AIM OF THE TASK:
Reading down the listing below, count the lines where the word "Dominguez" shows up, then give only that count.

DATASET ENTRIES:
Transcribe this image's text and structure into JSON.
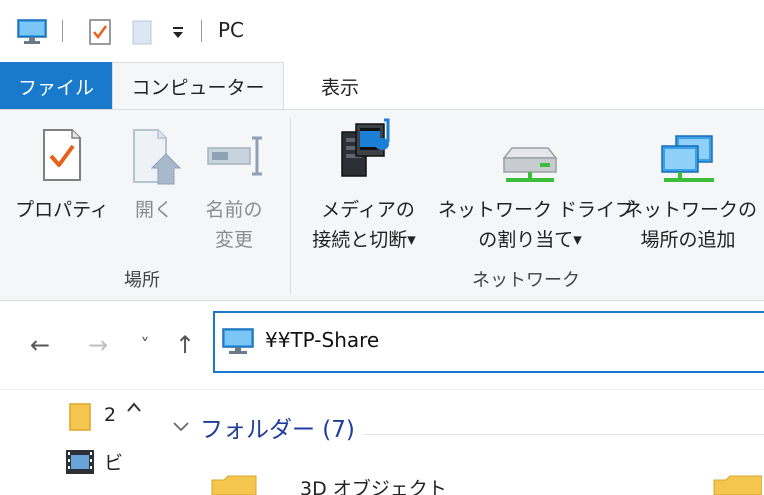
{
  "window": {
    "title": "PC"
  },
  "quick_access": {
    "icons": [
      "computer-icon",
      "properties-icon",
      "new-folder-icon",
      "customize-dropdown-icon"
    ]
  },
  "tabs": [
    {
      "label": "ファイル",
      "active": false
    },
    {
      "label": "コンピューター",
      "active": true
    },
    {
      "label": "表示",
      "active": false
    }
  ],
  "ribbon": {
    "groups": [
      {
        "label": "場所",
        "buttons": [
          {
            "line1": "プロパティ",
            "line2": "",
            "enabled": true,
            "icon": "properties-icon"
          },
          {
            "line1": "開く",
            "line2": "",
            "enabled": false,
            "icon": "open-icon"
          },
          {
            "line1": "名前の",
            "line2": "変更",
            "enabled": false,
            "icon": "rename-icon"
          }
        ]
      },
      {
        "label": "ネットワーク",
        "buttons": [
          {
            "line1": "メディアの",
            "line2": "接続と切断",
            "enabled": true,
            "icon": "media-server-icon",
            "dropdown": true
          },
          {
            "line1": "ネットワーク ドライブ",
            "line2": "の割り当て",
            "enabled": true,
            "icon": "network-drive-icon",
            "dropdown": true
          },
          {
            "line1": "ネットワークの",
            "line2": "場所の追加",
            "enabled": true,
            "icon": "network-location-icon"
          }
        ]
      }
    ]
  },
  "navigation": {
    "back": "←",
    "forward": "→",
    "recent": "˅",
    "up": "↑"
  },
  "address": {
    "value": "¥¥TP-Share",
    "icon": "computer-icon"
  },
  "nav_pane": {
    "items": [
      {
        "text": "2",
        "icon": "folder-icon"
      },
      {
        "text": "ビ",
        "icon": "video-folder-icon"
      }
    ]
  },
  "content": {
    "section_title": "フォルダー (7)",
    "items": [
      {
        "label": "3D オブジェクト"
      }
    ]
  },
  "colors": {
    "accent": "#1979ca",
    "ribbon_bg": "#f5f6f7",
    "section_header": "#1e3e9a"
  }
}
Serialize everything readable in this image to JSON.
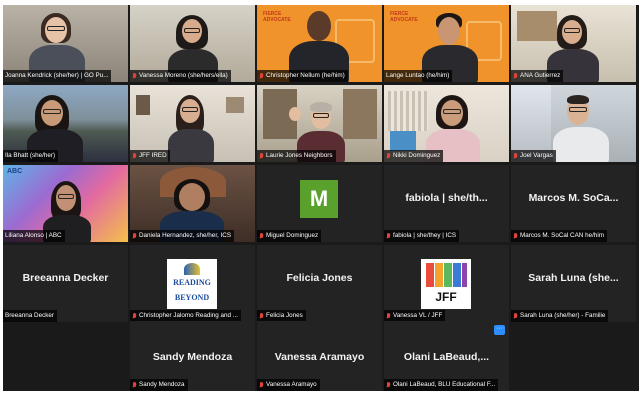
{
  "tiles": [
    {
      "name": "Joanna Kendrick (she/her) | GO Pu..."
    },
    {
      "name": "Vanessa Moreno (she/hers/ella)"
    },
    {
      "name": "Christopher Nellum (he/him)"
    },
    {
      "name": "Lange Luntao (he/him)"
    },
    {
      "name": "ANA Gutierrez"
    },
    {
      "name": "Ila Bhatt (she/her)"
    },
    {
      "name": "JFF IRED"
    },
    {
      "name": "Laurie Jones Neighbors"
    },
    {
      "name": "Nikki Dominguez"
    },
    {
      "name": "Joel Vargas"
    },
    {
      "name": "Liliana Alonso | ABC"
    },
    {
      "name": "Daniela Hernandez, she/her, ICS"
    },
    {
      "name": "Miguel Dominguez",
      "initial": "M"
    },
    {
      "name": "fabiola | she/they | ICS",
      "display": "fabiola | she/th..."
    },
    {
      "name": "Marcos M. SoCal CAN he/him",
      "display": "Marcos M. SoCa..."
    },
    {
      "name": "Breeanna Decker",
      "display": "Breeanna Decker"
    },
    {
      "name": "Christopher Jalomo Reading and ..."
    },
    {
      "name": "Felicia Jones",
      "display": "Felicia Jones"
    },
    {
      "name": "Vanessa VL / JFF"
    },
    {
      "name": "Sarah Luna (she/her) - Familie",
      "display": "Sarah Luna (she..."
    },
    {
      "name": "Sandy Mendoza",
      "display": "Sandy Mendoza"
    },
    {
      "name": "Vanessa Aramayo",
      "display": "Vanessa Aramayo"
    },
    {
      "name": "Olani LaBeaud, BLU Educational F...",
      "display": "Olani LaBeaud,..."
    }
  ],
  "labels": {
    "fierce_logo": "FIERCE ADVOCATE",
    "fierce_logo_2": "FIERCE ADVOCATE",
    "abc_logo": "ABC",
    "reading_line1": "READING",
    "reading_line2": "BEYOND",
    "jff_logo": "JFF",
    "menu": "···"
  },
  "colors": {
    "active_speaker": "#7ad14a",
    "orange_bg": "#f0932b",
    "green_avatar": "#5aa02c",
    "muted_mic": "#e0443c"
  }
}
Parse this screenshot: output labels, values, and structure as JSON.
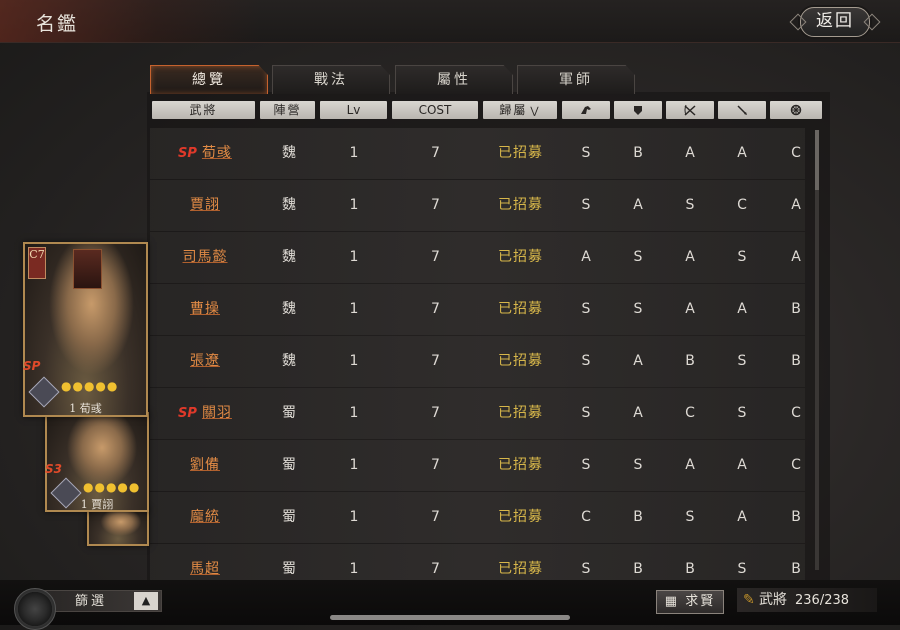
{
  "header": {
    "title": "名鑑",
    "back_label": "返回"
  },
  "tabs": [
    {
      "label": "總覽",
      "active": true
    },
    {
      "label": "戰法",
      "active": false
    },
    {
      "label": "屬性",
      "active": false
    },
    {
      "label": "軍師",
      "active": false
    }
  ],
  "columns": {
    "general": "武將",
    "faction": "陣營",
    "level": "Lv",
    "cost": "COST",
    "status": "歸屬",
    "cavalry_icon": "cavalry-icon",
    "shield_icon": "shield-icon",
    "bow_icon": "crossed-bow-icon",
    "spear_icon": "spear-icon",
    "siege_icon": "siege-wheel-icon"
  },
  "rows": [
    {
      "sp": true,
      "name": "荀彧",
      "faction": "魏",
      "lv": "1",
      "cost": "7",
      "status": "已招募",
      "r1": "S",
      "r2": "B",
      "r3": "A",
      "r4": "A",
      "r5": "C"
    },
    {
      "sp": false,
      "name": "賈詡",
      "faction": "魏",
      "lv": "1",
      "cost": "7",
      "status": "已招募",
      "r1": "S",
      "r2": "A",
      "r3": "S",
      "r4": "C",
      "r5": "A"
    },
    {
      "sp": false,
      "name": "司馬懿",
      "faction": "魏",
      "lv": "1",
      "cost": "7",
      "status": "已招募",
      "r1": "A",
      "r2": "S",
      "r3": "A",
      "r4": "S",
      "r5": "A"
    },
    {
      "sp": false,
      "name": "曹操",
      "faction": "魏",
      "lv": "1",
      "cost": "7",
      "status": "已招募",
      "r1": "S",
      "r2": "S",
      "r3": "A",
      "r4": "A",
      "r5": "B"
    },
    {
      "sp": false,
      "name": "張遼",
      "faction": "魏",
      "lv": "1",
      "cost": "7",
      "status": "已招募",
      "r1": "S",
      "r2": "A",
      "r3": "B",
      "r4": "S",
      "r5": "B"
    },
    {
      "sp": true,
      "name": "關羽",
      "faction": "蜀",
      "lv": "1",
      "cost": "7",
      "status": "已招募",
      "r1": "S",
      "r2": "A",
      "r3": "C",
      "r4": "S",
      "r5": "C"
    },
    {
      "sp": false,
      "name": "劉備",
      "faction": "蜀",
      "lv": "1",
      "cost": "7",
      "status": "已招募",
      "r1": "S",
      "r2": "S",
      "r3": "A",
      "r4": "A",
      "r5": "C"
    },
    {
      "sp": false,
      "name": "龐統",
      "faction": "蜀",
      "lv": "1",
      "cost": "7",
      "status": "已招募",
      "r1": "C",
      "r2": "B",
      "r3": "S",
      "r4": "A",
      "r5": "B"
    },
    {
      "sp": false,
      "name": "馬超",
      "faction": "蜀",
      "lv": "1",
      "cost": "7",
      "status": "已招募",
      "r1": "S",
      "r2": "B",
      "r3": "B",
      "r4": "S",
      "r5": "B"
    }
  ],
  "sp_label": "SP",
  "cards": [
    {
      "tag": "C7",
      "sp": "SP",
      "stars": "●●●●●",
      "name": "1 荀彧"
    },
    {
      "sp": "S3",
      "stars": "●●●●●",
      "name": "1 賈詡"
    }
  ],
  "bottom": {
    "filter_label": "篩選",
    "recruit_label": "求賢",
    "generals_label": "武將",
    "generals_count": "236/238"
  }
}
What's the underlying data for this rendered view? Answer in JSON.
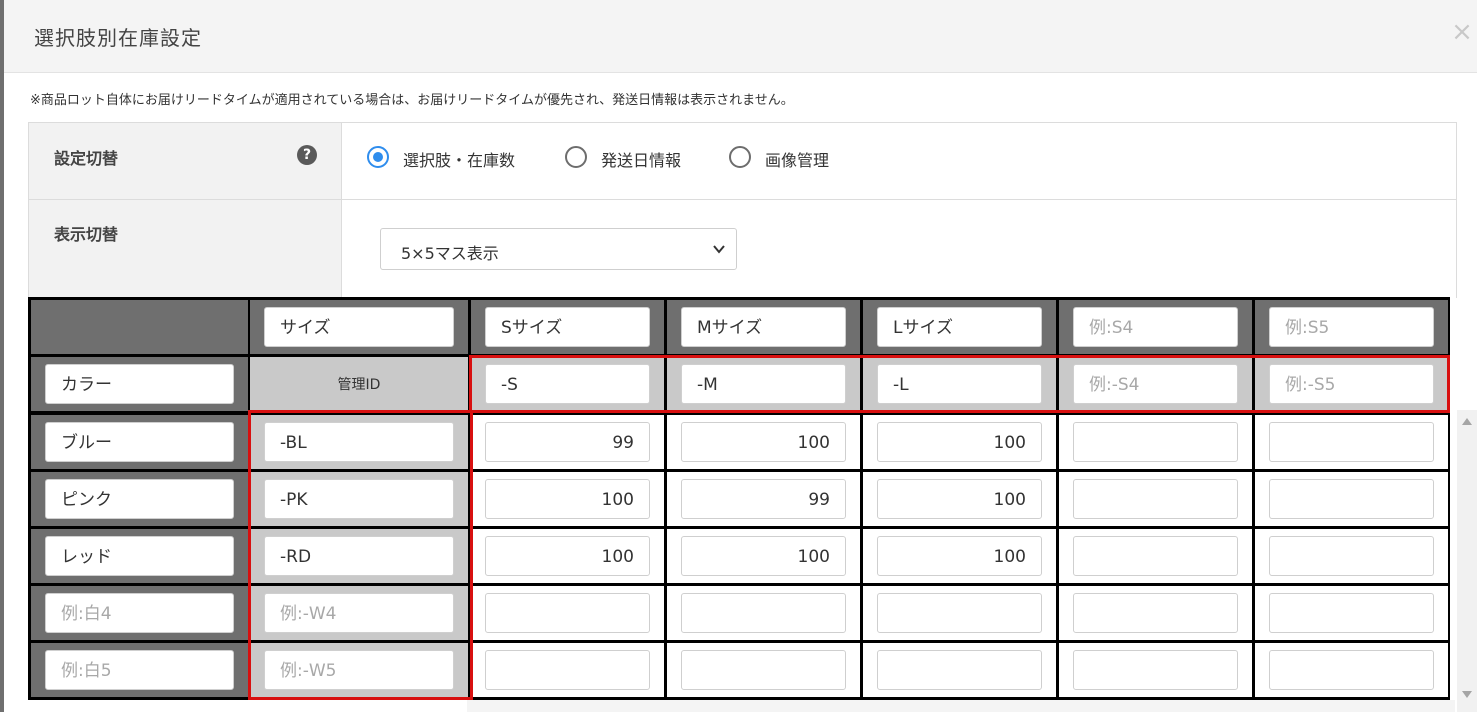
{
  "modal": {
    "title": "選択肢別在庫設定",
    "close_icon": "×"
  },
  "notice": "※商品ロット自体にお届けリードタイムが適用されている場合は、お届けリードタイムが優先され、発送日情報は表示されません。",
  "settings": {
    "switch_label": "設定切替",
    "help_icon_glyph": "?",
    "radios": [
      {
        "label": "選択肢・在庫数",
        "checked": true
      },
      {
        "label": "発送日情報",
        "checked": false
      },
      {
        "label": "画像管理",
        "checked": false
      }
    ],
    "display_label": "表示切替",
    "display_select_value": "5×5マス表示"
  },
  "grid": {
    "size_axis_label": "サイズ",
    "color_axis_label": "カラー",
    "admin_id_label": "管理ID",
    "columns": [
      {
        "name": "Sサイズ",
        "name_ph": false,
        "suffix": "-S",
        "suffix_ph": false
      },
      {
        "name": "Mサイズ",
        "name_ph": false,
        "suffix": "-M",
        "suffix_ph": false
      },
      {
        "name": "Lサイズ",
        "name_ph": false,
        "suffix": "-L",
        "suffix_ph": false
      },
      {
        "name": "例:S4",
        "name_ph": true,
        "suffix": "例:-S4",
        "suffix_ph": true
      },
      {
        "name": "例:S5",
        "name_ph": true,
        "suffix": "例:-S5",
        "suffix_ph": true
      }
    ],
    "rows": [
      {
        "name": "ブルー",
        "name_ph": false,
        "suffix": "-BL",
        "suffix_ph": false,
        "stock": [
          "99",
          "100",
          "100",
          "",
          ""
        ]
      },
      {
        "name": "ピンク",
        "name_ph": false,
        "suffix": "-PK",
        "suffix_ph": false,
        "stock": [
          "100",
          "99",
          "100",
          "",
          ""
        ]
      },
      {
        "name": "レッド",
        "name_ph": false,
        "suffix": "-RD",
        "suffix_ph": false,
        "stock": [
          "100",
          "100",
          "100",
          "",
          ""
        ]
      },
      {
        "name": "例:白4",
        "name_ph": true,
        "suffix": "例:-W4",
        "suffix_ph": true,
        "stock": [
          "",
          "",
          "",
          "",
          ""
        ]
      },
      {
        "name": "例:白5",
        "name_ph": true,
        "suffix": "例:-W5",
        "suffix_ph": true,
        "stock": [
          "",
          "",
          "",
          "",
          ""
        ]
      }
    ]
  },
  "colors": {
    "highlight_border": "#d81010",
    "radio_accent": "#2f8ded"
  }
}
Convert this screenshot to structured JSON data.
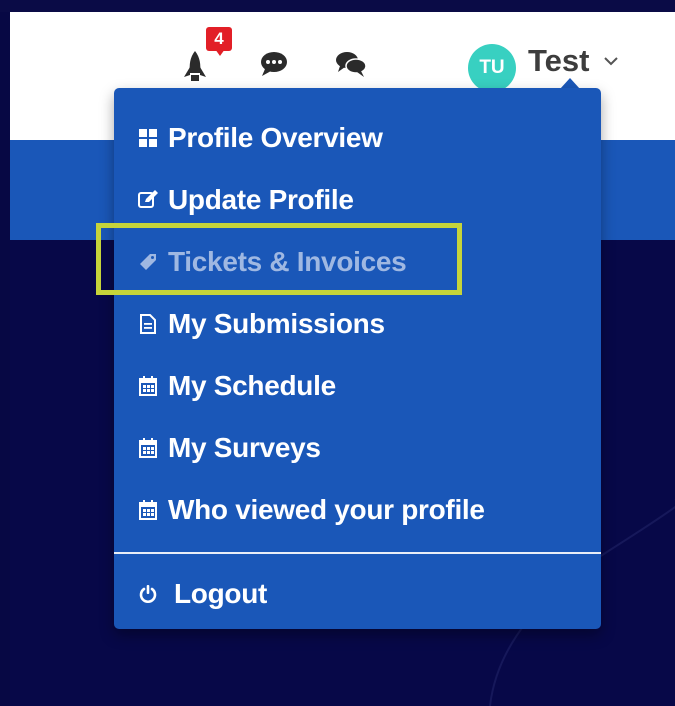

RESULT:
2